[Page transcription entries]
%%
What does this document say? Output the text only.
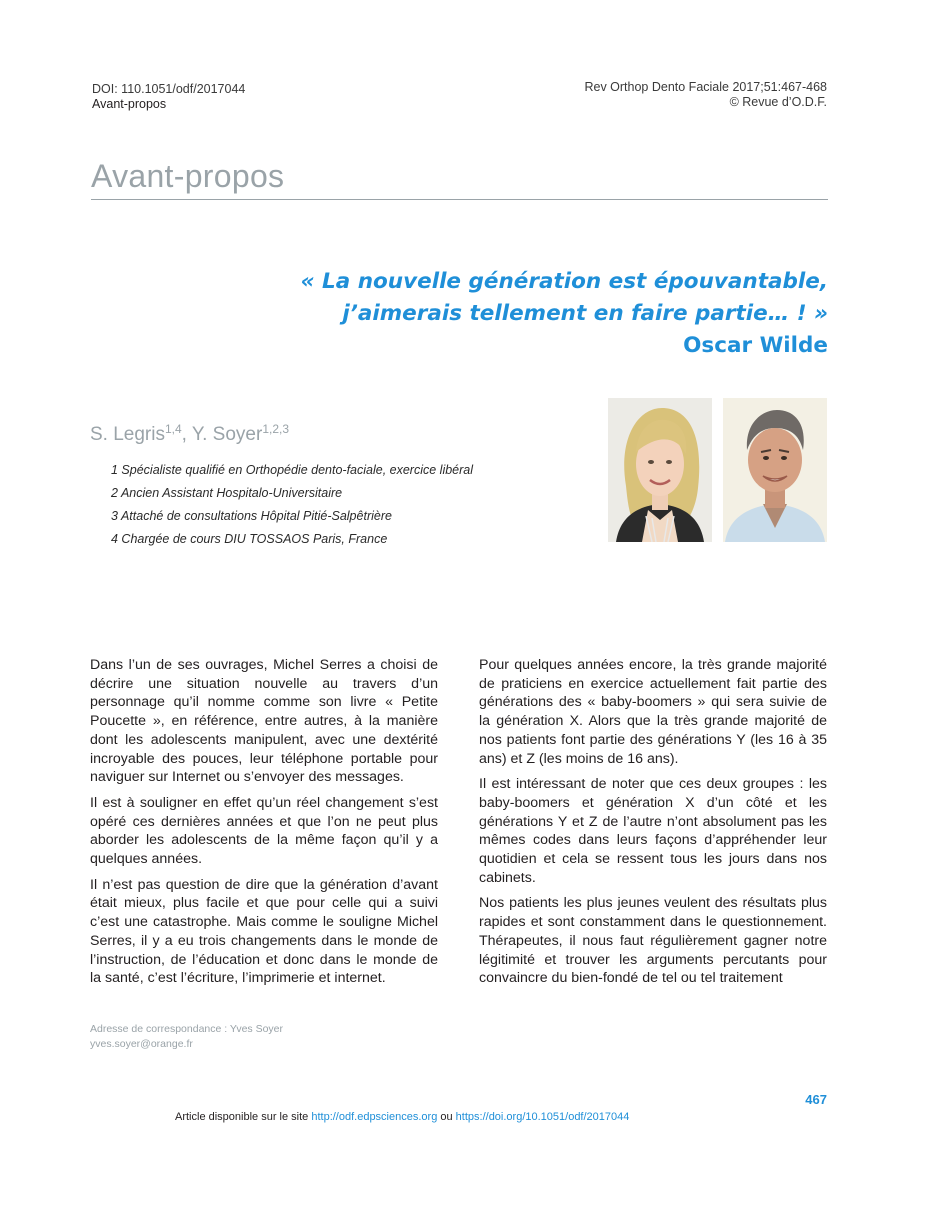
DOI: 110.1051/odf/2017044
Avant-propos
Rev Orthop Dento Faciale 2017;51:467-468
© Revue d’O.D.F.
Avant-propos
« La nouvelle génération est épouvantable,
j’aimerais tellement en faire partie… ! »
Oscar Wilde
S. Legris$^{1,4}$, Y. Soyer$^{1,2,3}$
1 Spécialiste qualifié en Orthopédie dento-faciale, exercice libéral
2 Ancien Assistant Hospitalo-Universitaire
3 Attaché de consultations Hôpital Pitié-Salpêtrière
4 Chargée de cours DIU TOSSAOS Paris, France

Dans l’un de ses ouvrages, Michel Serres a choisi de décrire une situation nouvelle au travers d’un personnage qu’il nomme comme son livre « Petite Poucette », en référence, entre autres, à la manière dont les adolescents manipulent, avec une dextérité incroyable des pouces, leur téléphone portable pour naviguer sur Internet ou s’envoyer des messages.

Il est à souligner en effet qu’un réel changement s’est opéré ces dernières années et que l’on ne peut plus aborder les adolescents de la même façon qu’il y a quelques années.

Il n’est pas question de dire que la génération d’avant était mieux, plus facile et que pour celle qui a suivi c’est une catastrophe. Mais comme le souligne Michel Serres, il y a eu trois changements dans le monde de l’instruction, de l’éducation et donc dans le monde de la santé, c’est l’écriture, l’imprimerie et internet.

Pour quelques années encore, la très grande majorité de praticiens en exercice actuellement fait partie des générations des « baby-boomers » qui sera suivie de la génération X. Alors que la très grande majorité de nos patients font partie des générations Y (les 16 à 35 ans) et Z (les moins de 16 ans).

Il est intéressant de noter que ces deux groupes : les baby-boomers et génération X d’un côté et les générations Y et Z de l’autre n’ont absolument pas les mêmes codes dans leurs façons d’appréhender leur quotidien et cela se ressent tous les jours dans nos cabinets.

Nos patients les plus jeunes veulent des résultats plus rapides et sont constamment dans le questionnement. Thérapeutes, il nous faut régulièrement gagner notre légitimité et trouver les arguments percutants pour convaincre du bien-fondé de tel ou tel traitement

Adresse de correspondance : Yves Soyer
yves.soyer@orange.fr
467
Article disponible sur le site http://odf.edpsciences.org ou https://doi.org/10.1051/odf/2017044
%%
Retype every entry verbatim and exclude the pictures from the copy.

What does this document say? Output the text only.
DOI: 110.1051/odf/2017044
Avant-propos
Rev Orthop Dento Faciale 2017;51:467-468
© Revue d’O.D.F.
Avant-propos
« La nouvelle génération est épouvantable,
j’aimerais tellement en faire partie… ! »
Oscar Wilde
S. Legris$^{1,4}$, Y. Soyer$^{1,2,3}$
1 Spécialiste qualifié en Orthopédie dento-faciale, exercice libéral
2 Ancien Assistant Hospitalo-Universitaire
3 Attaché de consultations Hôpital Pitié-Salpêtrière
4 Chargée de cours DIU TOSSAOS Paris, France

Dans l’un de ses ouvrages, Michel Serres a choisi de décrire une situation nouvelle au travers d’un personnage qu’il nomme comme son livre « Petite Poucette », en référence, entre autres, à la manière dont les adolescents manipulent, avec une dextérité incroyable des pouces, leur téléphone portable pour naviguer sur Internet ou s’envoyer des messages.

Il est à souligner en effet qu’un réel changement s’est opéré ces dernières années et que l’on ne peut plus aborder les adolescents de la même façon qu’il y a quelques années.

Il n’est pas question de dire que la génération d’avant était mieux, plus facile et que pour celle qui a suivi c’est une catastrophe. Mais comme le souligne Michel Serres, il y a eu trois changements dans le monde de l’instruction, de l’éducation et donc dans le monde de la santé, c’est l’écriture, l’imprimerie et internet.

Pour quelques années encore, la très grande majorité de praticiens en exercice actuellement fait partie des générations des « baby-boomers » qui sera suivie de la génération X. Alors que la très grande majorité de nos patients font partie des générations Y (les 16 à 35 ans) et Z (les moins de 16 ans).

Il est intéressant de noter que ces deux groupes : les baby-boomers et génération X d’un côté et les générations Y et Z de l’autre n’ont absolument pas les mêmes codes dans leurs façons d’appréhender leur quotidien et cela se ressent tous les jours dans nos cabinets.

Nos patients les plus jeunes veulent des résultats plus rapides et sont constamment dans le questionnement. Thérapeutes, il nous faut régulièrement gagner notre légitimité et trouver les arguments percutants pour convaincre du bien-fondé de tel ou tel traitement

Adresse de correspondance : Yves Soyer
yves.soyer@orange.fr
467
Article disponible sur le site http://odf.edpsciences.org ou https://doi.org/10.1051/odf/2017044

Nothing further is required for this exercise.